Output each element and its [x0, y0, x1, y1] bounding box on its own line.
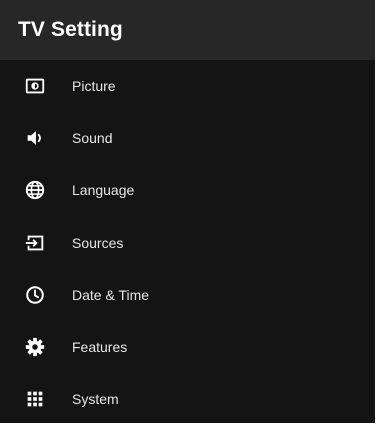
menu-item-label: Date & Time	[72, 287, 150, 303]
speaker-icon	[24, 127, 46, 149]
clock-icon	[24, 284, 46, 306]
grid-icon	[24, 388, 46, 410]
gear-icon	[24, 336, 46, 358]
menu-item-label: System	[72, 391, 119, 407]
menu-item-language[interactable]: Language	[0, 170, 375, 210]
tv-setting-panel: TV Setting Picture Sound Language Source…	[0, 0, 375, 423]
menu-item-sources[interactable]: Sources	[0, 223, 375, 263]
menu-item-sound[interactable]: Sound	[0, 118, 375, 158]
globe-icon	[24, 179, 46, 201]
page-title: TV Setting	[18, 18, 123, 41]
menu-item-system[interactable]: System	[0, 379, 375, 419]
menu-item-date-time[interactable]: Date & Time	[0, 275, 375, 315]
menu-item-label: Picture	[72, 78, 116, 94]
settings-header: TV Setting	[0, 0, 375, 60]
menu-item-label: Language	[72, 182, 135, 198]
menu-item-label: Sound	[72, 130, 113, 146]
menu-item-label: Sources	[72, 235, 124, 251]
menu-item-picture[interactable]: Picture	[0, 66, 375, 106]
settings-menu: Picture Sound Language Sources Date & Ti…	[0, 60, 375, 423]
menu-item-label: Features	[72, 339, 128, 355]
picture-icon	[24, 75, 46, 97]
input-source-icon	[24, 232, 46, 254]
menu-item-features[interactable]: Features	[0, 327, 375, 367]
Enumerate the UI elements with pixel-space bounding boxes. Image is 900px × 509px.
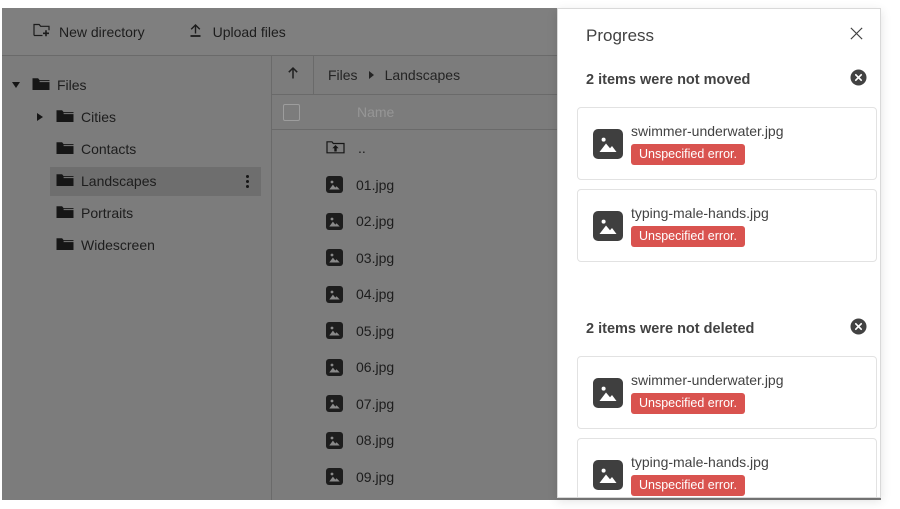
page: New directory Upload files <box>0 0 900 509</box>
section-header: 2 items were not deleted <box>586 321 850 337</box>
tree-item-label: Landscapes <box>81 173 157 189</box>
file-name: 09.jpg <box>356 469 394 485</box>
tree-item-label: Widescreen <box>81 237 155 253</box>
image-file-icon <box>593 460 623 490</box>
breadcrumb-item[interactable]: Landscapes <box>385 67 461 83</box>
dialog-titlebar: Progress <box>558 9 880 55</box>
folder-icon <box>56 173 74 190</box>
file-name: 05.jpg <box>356 323 394 339</box>
tree-item-widescreen[interactable]: Widescreen <box>2 229 271 261</box>
close-icon <box>849 26 864 46</box>
tree-item-label: Portraits <box>81 205 133 221</box>
image-file-icon <box>593 378 623 408</box>
name-column-header[interactable]: Name <box>357 104 394 120</box>
error-badge: Unspecified error. <box>631 393 745 414</box>
upload-files-button[interactable]: Upload files <box>187 22 286 41</box>
failed-file-name: swimmer-underwater.jpg <box>631 123 784 139</box>
dialog-title: Progress <box>586 26 848 46</box>
breadcrumb: Files Landscapes <box>314 56 460 94</box>
file-name: .. <box>358 140 366 156</box>
folder-tree: Files Cities Contacts <box>2 56 272 500</box>
context-menu-dots-icon[interactable] <box>246 175 255 188</box>
error-badge: Unspecified error. <box>631 144 745 165</box>
new-directory-label: New directory <box>59 24 145 40</box>
caret-right-icon[interactable] <box>37 113 43 121</box>
failed-file-name: typing-male-hands.jpg <box>631 454 769 470</box>
image-file-icon <box>326 432 343 449</box>
image-file-icon <box>326 249 343 266</box>
file-name: 06.jpg <box>356 359 394 375</box>
file-name: 07.jpg <box>356 396 394 412</box>
error-badge: Unspecified error. <box>631 475 745 496</box>
folder-plus-icon <box>33 22 50 41</box>
tree-item-files[interactable]: Files <box>2 69 271 101</box>
breadcrumb-item[interactable]: Files <box>328 67 358 83</box>
image-file-icon <box>326 213 343 230</box>
navigate-up-button[interactable] <box>272 56 314 94</box>
failed-item-card: typing-male-hands.jpg Unspecified error. <box>577 189 877 262</box>
arrow-up-icon <box>285 65 301 86</box>
image-file-icon <box>593 211 623 241</box>
file-name: 01.jpg <box>356 177 394 193</box>
image-file-icon <box>593 129 623 159</box>
dismiss-section-icon[interactable] <box>850 318 867 340</box>
image-file-icon <box>326 395 343 412</box>
image-file-icon <box>326 468 343 485</box>
file-name: 08.jpg <box>356 432 394 448</box>
progress-dialog: Progress 2 items were not moved <box>557 8 881 498</box>
tree-item-portraits[interactable]: Portraits <box>2 197 271 229</box>
image-file-icon <box>326 359 343 376</box>
folder-icon <box>56 109 74 126</box>
folder-icon <box>56 141 74 158</box>
image-file-icon <box>326 286 343 303</box>
select-all-checkbox[interactable] <box>283 104 300 121</box>
upload-files-label: Upload files <box>213 24 286 40</box>
dismiss-section-icon[interactable] <box>850 69 867 91</box>
new-directory-button[interactable]: New directory <box>33 22 145 41</box>
folder-up-icon <box>326 139 345 157</box>
failed-item-card: swimmer-underwater.jpg Unspecified error… <box>577 356 877 429</box>
dialog-body: 2 items were not moved swimmer-underwate… <box>558 69 880 498</box>
tree-item-label: Files <box>57 77 87 93</box>
tree-item-label: Contacts <box>81 141 136 157</box>
file-name: 03.jpg <box>356 250 394 266</box>
caret-down-icon[interactable] <box>12 82 20 88</box>
failed-item-card: swimmer-underwater.jpg Unspecified error… <box>577 107 877 180</box>
folder-icon <box>56 205 74 222</box>
error-badge: Unspecified error. <box>631 226 745 247</box>
tree-item-landscapes[interactable]: Landscapes <box>2 165 271 197</box>
tree-item-cities[interactable]: Cities <box>2 101 271 133</box>
folder-icon <box>56 237 74 254</box>
progress-section: 2 items were not moved swimmer-underwate… <box>558 69 880 262</box>
progress-section: 2 items were not deleted swimmer-underwa… <box>558 318 880 498</box>
section-header: 2 items were not moved <box>586 72 850 88</box>
file-name: 04.jpg <box>356 286 394 302</box>
file-name: 02.jpg <box>356 213 394 229</box>
failed-file-name: typing-male-hands.jpg <box>631 205 769 221</box>
failed-item-card: typing-male-hands.jpg Unspecified error. <box>577 438 877 498</box>
upload-icon <box>187 22 204 41</box>
folder-icon <box>32 77 50 94</box>
image-file-icon <box>326 176 343 193</box>
tree-item-contacts[interactable]: Contacts <box>2 133 271 165</box>
breadcrumb-separator-icon <box>369 71 374 79</box>
tree-item-label: Cities <box>81 109 116 125</box>
failed-file-name: swimmer-underwater.jpg <box>631 372 784 388</box>
image-file-icon <box>326 322 343 339</box>
dialog-close-button[interactable] <box>848 28 864 44</box>
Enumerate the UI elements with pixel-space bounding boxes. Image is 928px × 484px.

• **The task**: Could you retype all of the material above line for line, without changing a character? Leave the pictures out of your answer.

• **Task solution**:
Output each element and its [x0, y0, x1, y1] bounding box on its own line.
menu-item-label: Date & Time	[72, 287, 150, 303]
speaker-icon	[24, 127, 46, 149]
clock-icon	[24, 284, 46, 306]
grid-icon	[24, 388, 46, 410]
gear-icon	[24, 336, 46, 358]
menu-item-label: System	[72, 391, 119, 407]
menu-item-language[interactable]: Language	[0, 170, 375, 210]
tv-setting-panel: TV Setting Picture Sound Language Source…	[0, 0, 375, 423]
menu-item-sources[interactable]: Sources	[0, 223, 375, 263]
menu-item-sound[interactable]: Sound	[0, 118, 375, 158]
globe-icon	[24, 179, 46, 201]
page-title: TV Setting	[18, 18, 123, 41]
menu-item-system[interactable]: System	[0, 379, 375, 419]
menu-item-date-time[interactable]: Date & Time	[0, 275, 375, 315]
menu-item-label: Picture	[72, 78, 116, 94]
settings-header: TV Setting	[0, 0, 375, 60]
menu-item-label: Language	[72, 182, 135, 198]
menu-item-label: Sound	[72, 130, 113, 146]
menu-item-label: Sources	[72, 235, 124, 251]
menu-item-picture[interactable]: Picture	[0, 66, 375, 106]
settings-menu: Picture Sound Language Sources Date & Ti…	[0, 60, 375, 423]
menu-item-label: Features	[72, 339, 128, 355]
picture-icon	[24, 75, 46, 97]
input-source-icon	[24, 232, 46, 254]
menu-item-features[interactable]: Features	[0, 327, 375, 367]
Enumerate the UI elements with pixel-space bounding boxes. Image is 900px × 509px.
page: New directory Upload files <box>0 0 900 509</box>
section-header: 2 items were not deleted <box>586 321 850 337</box>
tree-item-label: Landscapes <box>81 173 157 189</box>
file-name: 09.jpg <box>356 469 394 485</box>
tree-item-label: Widescreen <box>81 237 155 253</box>
image-file-icon <box>593 460 623 490</box>
breadcrumb-item[interactable]: Landscapes <box>385 67 461 83</box>
dialog-titlebar: Progress <box>558 9 880 55</box>
folder-icon <box>56 173 74 190</box>
file-name: 05.jpg <box>356 323 394 339</box>
tree-item-widescreen[interactable]: Widescreen <box>2 229 271 261</box>
close-icon <box>849 26 864 46</box>
tree-item-label: Portraits <box>81 205 133 221</box>
image-file-icon <box>593 378 623 408</box>
name-column-header[interactable]: Name <box>357 104 394 120</box>
error-badge: Unspecified error. <box>631 393 745 414</box>
upload-files-button[interactable]: Upload files <box>187 22 286 41</box>
failed-file-name: swimmer-underwater.jpg <box>631 123 784 139</box>
dialog-title: Progress <box>586 26 848 46</box>
breadcrumb: Files Landscapes <box>314 56 460 94</box>
file-name: .. <box>358 140 366 156</box>
folder-tree: Files Cities Contacts <box>2 56 272 500</box>
context-menu-dots-icon[interactable] <box>246 175 255 188</box>
error-badge: Unspecified error. <box>631 144 745 165</box>
new-directory-label: New directory <box>59 24 145 40</box>
caret-right-icon[interactable] <box>37 113 43 121</box>
failed-file-name: typing-male-hands.jpg <box>631 454 769 470</box>
image-file-icon <box>326 432 343 449</box>
image-file-icon <box>326 249 343 266</box>
file-name: 06.jpg <box>356 359 394 375</box>
file-name: 07.jpg <box>356 396 394 412</box>
error-badge: Unspecified error. <box>631 475 745 496</box>
folder-plus-icon <box>33 22 50 41</box>
tree-item-files[interactable]: Files <box>2 69 271 101</box>
breadcrumb-item[interactable]: Files <box>328 67 358 83</box>
image-file-icon <box>326 213 343 230</box>
navigate-up-button[interactable] <box>272 56 314 94</box>
failed-item-card: typing-male-hands.jpg Unspecified error. <box>577 189 877 262</box>
arrow-up-icon <box>285 65 301 86</box>
image-file-icon <box>593 211 623 241</box>
file-name: 01.jpg <box>356 177 394 193</box>
image-file-icon <box>593 129 623 159</box>
dismiss-section-icon[interactable] <box>850 318 867 340</box>
image-file-icon <box>326 395 343 412</box>
image-file-icon <box>326 468 343 485</box>
file-name: 08.jpg <box>356 432 394 448</box>
progress-dialog: Progress 2 items were not moved <box>557 8 881 498</box>
tree-item-portraits[interactable]: Portraits <box>2 197 271 229</box>
image-file-icon <box>326 359 343 376</box>
folder-icon <box>56 109 74 126</box>
folder-icon <box>56 141 74 158</box>
image-file-icon <box>326 286 343 303</box>
select-all-checkbox[interactable] <box>283 104 300 121</box>
upload-files-label: Upload files <box>213 24 286 40</box>
dismiss-section-icon[interactable] <box>850 69 867 91</box>
new-directory-button[interactable]: New directory <box>33 22 145 41</box>
folder-up-icon <box>326 139 345 157</box>
failed-item-card: swimmer-underwater.jpg Unspecified error… <box>577 356 877 429</box>
dialog-body: 2 items were not moved swimmer-underwate… <box>558 69 880 498</box>
tree-item-label: Files <box>57 77 87 93</box>
tree-item-label: Contacts <box>81 141 136 157</box>
file-name: 03.jpg <box>356 250 394 266</box>
caret-down-icon[interactable] <box>12 82 20 88</box>
failed-item-card: swimmer-underwater.jpg Unspecified error… <box>577 107 877 180</box>
folder-icon <box>56 205 74 222</box>
error-badge: Unspecified error. <box>631 226 745 247</box>
tree-item-landscapes[interactable]: Landscapes <box>2 165 271 197</box>
tree-item-cities[interactable]: Cities <box>2 101 271 133</box>
folder-icon <box>56 237 74 254</box>
progress-section: 2 items were not moved swimmer-underwate… <box>558 69 880 262</box>
progress-section: 2 items were not deleted swimmer-underwa… <box>558 318 880 498</box>
section-header: 2 items were not moved <box>586 72 850 88</box>
file-name: 04.jpg <box>356 286 394 302</box>
file-name: 02.jpg <box>356 213 394 229</box>
failed-file-name: typing-male-hands.jpg <box>631 205 769 221</box>
failed-item-card: typing-male-hands.jpg Unspecified error. <box>577 438 877 498</box>
upload-icon <box>187 22 204 41</box>
folder-icon <box>32 77 50 94</box>
image-file-icon <box>326 176 343 193</box>
tree-item-contacts[interactable]: Contacts <box>2 133 271 165</box>
breadcrumb-separator-icon <box>369 71 374 79</box>
tree-item-label: Cities <box>81 109 116 125</box>
failed-file-name: swimmer-underwater.jpg <box>631 372 784 388</box>
image-file-icon <box>326 322 343 339</box>
dialog-close-button[interactable] <box>848 28 864 44</box>
Enumerate the UI elements with pixel-space bounding boxes. Image is 928px × 484px.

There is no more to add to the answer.